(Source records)
++++++++++
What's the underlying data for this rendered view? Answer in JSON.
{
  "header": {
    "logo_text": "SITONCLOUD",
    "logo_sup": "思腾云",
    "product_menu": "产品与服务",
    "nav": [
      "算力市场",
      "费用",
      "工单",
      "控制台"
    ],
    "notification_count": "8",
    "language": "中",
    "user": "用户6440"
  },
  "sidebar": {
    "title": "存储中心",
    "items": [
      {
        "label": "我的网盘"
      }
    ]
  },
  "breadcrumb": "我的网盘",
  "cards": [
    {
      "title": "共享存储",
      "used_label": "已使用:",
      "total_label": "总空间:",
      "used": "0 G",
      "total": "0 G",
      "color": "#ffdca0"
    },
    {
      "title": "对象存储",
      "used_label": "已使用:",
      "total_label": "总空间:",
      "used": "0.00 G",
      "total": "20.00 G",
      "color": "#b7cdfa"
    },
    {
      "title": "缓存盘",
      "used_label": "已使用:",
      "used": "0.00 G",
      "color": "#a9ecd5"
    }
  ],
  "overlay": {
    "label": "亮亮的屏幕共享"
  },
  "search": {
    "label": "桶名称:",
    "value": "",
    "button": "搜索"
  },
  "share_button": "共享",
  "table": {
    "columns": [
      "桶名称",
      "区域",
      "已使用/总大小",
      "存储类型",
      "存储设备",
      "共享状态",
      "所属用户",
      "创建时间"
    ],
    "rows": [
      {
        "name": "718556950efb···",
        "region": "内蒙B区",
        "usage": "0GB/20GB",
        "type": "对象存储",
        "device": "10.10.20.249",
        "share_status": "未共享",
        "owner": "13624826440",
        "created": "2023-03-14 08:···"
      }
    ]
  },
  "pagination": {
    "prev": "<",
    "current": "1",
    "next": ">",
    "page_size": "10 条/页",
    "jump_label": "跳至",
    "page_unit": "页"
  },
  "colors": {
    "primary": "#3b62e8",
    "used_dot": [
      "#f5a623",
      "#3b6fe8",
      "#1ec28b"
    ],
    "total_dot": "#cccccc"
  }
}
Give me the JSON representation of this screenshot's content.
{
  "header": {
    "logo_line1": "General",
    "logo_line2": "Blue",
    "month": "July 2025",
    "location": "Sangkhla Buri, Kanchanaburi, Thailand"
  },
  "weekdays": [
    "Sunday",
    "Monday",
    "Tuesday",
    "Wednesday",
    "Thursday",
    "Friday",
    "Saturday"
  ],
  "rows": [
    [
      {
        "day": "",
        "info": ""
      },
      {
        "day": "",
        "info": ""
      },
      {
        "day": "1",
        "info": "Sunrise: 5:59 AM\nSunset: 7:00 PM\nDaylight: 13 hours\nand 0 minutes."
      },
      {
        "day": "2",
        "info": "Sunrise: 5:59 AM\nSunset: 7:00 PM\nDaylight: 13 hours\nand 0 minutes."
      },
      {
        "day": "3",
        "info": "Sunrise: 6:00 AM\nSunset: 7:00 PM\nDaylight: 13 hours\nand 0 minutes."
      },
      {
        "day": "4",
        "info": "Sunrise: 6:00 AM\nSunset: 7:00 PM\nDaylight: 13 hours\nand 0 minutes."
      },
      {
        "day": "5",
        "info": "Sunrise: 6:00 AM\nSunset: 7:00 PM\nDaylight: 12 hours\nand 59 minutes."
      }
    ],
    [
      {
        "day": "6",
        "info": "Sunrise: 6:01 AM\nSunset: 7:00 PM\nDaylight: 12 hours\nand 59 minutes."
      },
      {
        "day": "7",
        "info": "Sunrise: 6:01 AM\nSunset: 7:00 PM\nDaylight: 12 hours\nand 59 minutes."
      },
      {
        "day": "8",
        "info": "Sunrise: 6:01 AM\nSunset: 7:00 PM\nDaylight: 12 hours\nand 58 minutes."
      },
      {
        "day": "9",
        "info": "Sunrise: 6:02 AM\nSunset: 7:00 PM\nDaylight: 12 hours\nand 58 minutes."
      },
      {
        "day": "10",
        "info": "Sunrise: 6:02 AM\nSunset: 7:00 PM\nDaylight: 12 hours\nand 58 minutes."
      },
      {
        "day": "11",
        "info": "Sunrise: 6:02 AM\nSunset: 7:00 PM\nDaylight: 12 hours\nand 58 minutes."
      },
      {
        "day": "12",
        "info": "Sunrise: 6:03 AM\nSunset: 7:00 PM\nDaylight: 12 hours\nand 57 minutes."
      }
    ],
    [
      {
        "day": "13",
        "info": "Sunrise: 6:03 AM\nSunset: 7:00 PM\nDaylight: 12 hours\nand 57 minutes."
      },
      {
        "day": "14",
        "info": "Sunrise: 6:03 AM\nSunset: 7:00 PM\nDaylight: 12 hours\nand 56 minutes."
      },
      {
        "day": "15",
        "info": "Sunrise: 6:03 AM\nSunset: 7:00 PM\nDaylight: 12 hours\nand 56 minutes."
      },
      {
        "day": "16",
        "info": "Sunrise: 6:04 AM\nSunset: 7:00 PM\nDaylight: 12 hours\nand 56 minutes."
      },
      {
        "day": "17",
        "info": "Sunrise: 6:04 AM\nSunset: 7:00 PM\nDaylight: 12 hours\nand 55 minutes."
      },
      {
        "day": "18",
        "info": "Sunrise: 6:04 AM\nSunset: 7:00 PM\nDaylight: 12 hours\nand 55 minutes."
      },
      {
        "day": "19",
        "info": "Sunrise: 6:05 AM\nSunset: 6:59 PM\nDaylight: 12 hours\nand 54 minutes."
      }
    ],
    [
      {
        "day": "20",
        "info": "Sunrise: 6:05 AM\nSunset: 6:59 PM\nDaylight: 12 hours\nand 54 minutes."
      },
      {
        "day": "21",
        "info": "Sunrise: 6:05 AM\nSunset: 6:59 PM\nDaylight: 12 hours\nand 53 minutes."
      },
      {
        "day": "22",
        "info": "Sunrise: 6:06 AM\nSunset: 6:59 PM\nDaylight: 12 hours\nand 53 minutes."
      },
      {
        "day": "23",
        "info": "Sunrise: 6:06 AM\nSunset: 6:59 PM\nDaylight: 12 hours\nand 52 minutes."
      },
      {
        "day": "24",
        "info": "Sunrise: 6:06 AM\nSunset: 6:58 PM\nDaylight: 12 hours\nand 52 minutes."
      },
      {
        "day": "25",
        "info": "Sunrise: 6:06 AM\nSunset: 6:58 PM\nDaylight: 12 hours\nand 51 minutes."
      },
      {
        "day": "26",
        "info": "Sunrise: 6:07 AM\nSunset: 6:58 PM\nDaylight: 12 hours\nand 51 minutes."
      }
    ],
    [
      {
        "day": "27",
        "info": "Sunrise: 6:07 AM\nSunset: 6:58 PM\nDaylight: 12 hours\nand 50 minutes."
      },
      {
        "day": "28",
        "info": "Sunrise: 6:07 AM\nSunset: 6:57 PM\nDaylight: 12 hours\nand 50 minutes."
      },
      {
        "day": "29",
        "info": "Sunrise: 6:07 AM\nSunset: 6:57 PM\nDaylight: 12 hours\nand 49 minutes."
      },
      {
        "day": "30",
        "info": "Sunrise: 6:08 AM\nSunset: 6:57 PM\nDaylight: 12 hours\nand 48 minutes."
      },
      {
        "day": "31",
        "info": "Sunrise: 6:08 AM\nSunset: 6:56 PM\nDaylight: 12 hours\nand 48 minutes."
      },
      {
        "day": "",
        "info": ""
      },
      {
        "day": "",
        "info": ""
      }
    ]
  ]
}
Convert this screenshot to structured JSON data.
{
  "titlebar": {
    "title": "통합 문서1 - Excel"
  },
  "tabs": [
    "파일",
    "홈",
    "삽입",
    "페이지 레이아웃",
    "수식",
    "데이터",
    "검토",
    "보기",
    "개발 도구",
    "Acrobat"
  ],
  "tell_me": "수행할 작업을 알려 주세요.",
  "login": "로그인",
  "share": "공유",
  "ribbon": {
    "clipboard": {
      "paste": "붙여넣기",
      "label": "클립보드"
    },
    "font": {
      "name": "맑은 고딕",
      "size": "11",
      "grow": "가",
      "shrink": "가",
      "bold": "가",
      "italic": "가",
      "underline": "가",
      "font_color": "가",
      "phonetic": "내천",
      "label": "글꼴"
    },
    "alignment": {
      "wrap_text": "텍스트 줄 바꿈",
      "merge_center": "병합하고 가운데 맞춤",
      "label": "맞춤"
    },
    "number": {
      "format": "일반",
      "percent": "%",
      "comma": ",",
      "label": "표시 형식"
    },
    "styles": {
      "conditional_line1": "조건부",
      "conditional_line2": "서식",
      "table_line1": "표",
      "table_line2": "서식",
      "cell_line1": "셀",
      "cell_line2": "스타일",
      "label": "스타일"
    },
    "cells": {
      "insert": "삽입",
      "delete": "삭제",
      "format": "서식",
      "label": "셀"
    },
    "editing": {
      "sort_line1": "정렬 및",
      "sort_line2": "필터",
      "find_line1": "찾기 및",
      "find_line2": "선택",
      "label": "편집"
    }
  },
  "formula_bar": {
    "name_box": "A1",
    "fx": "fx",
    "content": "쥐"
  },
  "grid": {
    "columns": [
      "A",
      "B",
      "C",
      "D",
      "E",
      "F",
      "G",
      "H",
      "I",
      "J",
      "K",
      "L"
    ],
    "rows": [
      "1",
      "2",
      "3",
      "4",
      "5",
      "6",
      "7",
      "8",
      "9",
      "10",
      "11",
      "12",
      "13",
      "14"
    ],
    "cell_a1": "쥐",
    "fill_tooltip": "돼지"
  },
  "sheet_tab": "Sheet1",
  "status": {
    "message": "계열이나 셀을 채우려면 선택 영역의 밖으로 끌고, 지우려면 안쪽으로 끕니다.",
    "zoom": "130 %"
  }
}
++++++++++
__Task brief__. Copy out each line of the listing that holds "this".

__Completed exercise__.
What's the underlying data for this rendered view? Answer in JSON.
Give me the JSON representation of this screenshot's content.
Convert this screenshot to structured JSON data.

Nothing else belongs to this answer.